RECORDS TO PROCESS:
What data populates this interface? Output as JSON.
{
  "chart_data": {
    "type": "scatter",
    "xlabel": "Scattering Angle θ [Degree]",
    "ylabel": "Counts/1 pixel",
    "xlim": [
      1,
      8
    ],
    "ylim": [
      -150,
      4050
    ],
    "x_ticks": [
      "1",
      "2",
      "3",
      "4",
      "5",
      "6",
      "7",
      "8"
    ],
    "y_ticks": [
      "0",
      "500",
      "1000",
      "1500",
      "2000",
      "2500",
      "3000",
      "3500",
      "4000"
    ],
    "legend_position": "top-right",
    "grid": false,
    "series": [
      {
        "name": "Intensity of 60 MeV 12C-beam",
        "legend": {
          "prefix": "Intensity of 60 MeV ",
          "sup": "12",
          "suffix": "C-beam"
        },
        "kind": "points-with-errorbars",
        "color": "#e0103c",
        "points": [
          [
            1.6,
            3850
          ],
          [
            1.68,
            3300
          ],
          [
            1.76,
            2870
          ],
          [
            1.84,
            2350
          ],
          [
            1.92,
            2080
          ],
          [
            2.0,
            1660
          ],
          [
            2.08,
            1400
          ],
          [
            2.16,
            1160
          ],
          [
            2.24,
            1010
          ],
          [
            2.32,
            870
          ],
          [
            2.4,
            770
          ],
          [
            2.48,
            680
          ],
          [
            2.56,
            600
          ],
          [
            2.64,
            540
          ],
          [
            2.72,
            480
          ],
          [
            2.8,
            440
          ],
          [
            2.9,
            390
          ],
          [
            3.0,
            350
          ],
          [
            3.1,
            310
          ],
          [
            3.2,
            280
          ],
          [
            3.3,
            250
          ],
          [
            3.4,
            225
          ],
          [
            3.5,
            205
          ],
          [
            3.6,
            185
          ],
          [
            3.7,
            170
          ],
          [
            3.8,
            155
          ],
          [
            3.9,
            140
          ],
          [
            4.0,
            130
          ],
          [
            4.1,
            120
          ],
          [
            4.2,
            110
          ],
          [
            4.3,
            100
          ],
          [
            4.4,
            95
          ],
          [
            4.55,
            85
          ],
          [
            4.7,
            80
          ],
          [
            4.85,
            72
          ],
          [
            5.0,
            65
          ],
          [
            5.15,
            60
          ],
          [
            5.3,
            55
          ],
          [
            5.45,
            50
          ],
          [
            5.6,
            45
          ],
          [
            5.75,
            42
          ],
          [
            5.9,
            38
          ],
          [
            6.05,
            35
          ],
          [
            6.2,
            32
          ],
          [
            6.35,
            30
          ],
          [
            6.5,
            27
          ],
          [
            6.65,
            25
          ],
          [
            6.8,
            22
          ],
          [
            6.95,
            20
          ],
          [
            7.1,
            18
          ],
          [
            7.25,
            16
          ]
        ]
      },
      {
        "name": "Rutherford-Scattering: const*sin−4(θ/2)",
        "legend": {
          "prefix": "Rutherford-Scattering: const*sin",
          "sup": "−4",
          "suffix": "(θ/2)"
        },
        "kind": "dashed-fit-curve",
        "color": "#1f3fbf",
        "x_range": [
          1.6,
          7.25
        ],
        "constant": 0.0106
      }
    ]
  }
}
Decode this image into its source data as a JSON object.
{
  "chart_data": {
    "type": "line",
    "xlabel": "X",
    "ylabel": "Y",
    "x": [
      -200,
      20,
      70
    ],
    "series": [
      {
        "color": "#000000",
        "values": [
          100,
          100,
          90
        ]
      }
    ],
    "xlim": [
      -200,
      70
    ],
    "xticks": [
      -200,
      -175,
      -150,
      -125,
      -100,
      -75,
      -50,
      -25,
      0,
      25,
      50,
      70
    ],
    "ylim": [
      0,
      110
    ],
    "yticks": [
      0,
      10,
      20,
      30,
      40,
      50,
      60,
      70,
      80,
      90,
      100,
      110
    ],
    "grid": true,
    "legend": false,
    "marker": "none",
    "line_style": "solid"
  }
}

BRIEF: Which lines of the data include "name"? Copy each of them.

RESULT FOR THIS EXERCISE:
        "name": "Intensity of 60 MeV 12C-beam",
        "name": "Rutherford-Scattering: const*sin−4(θ/2)",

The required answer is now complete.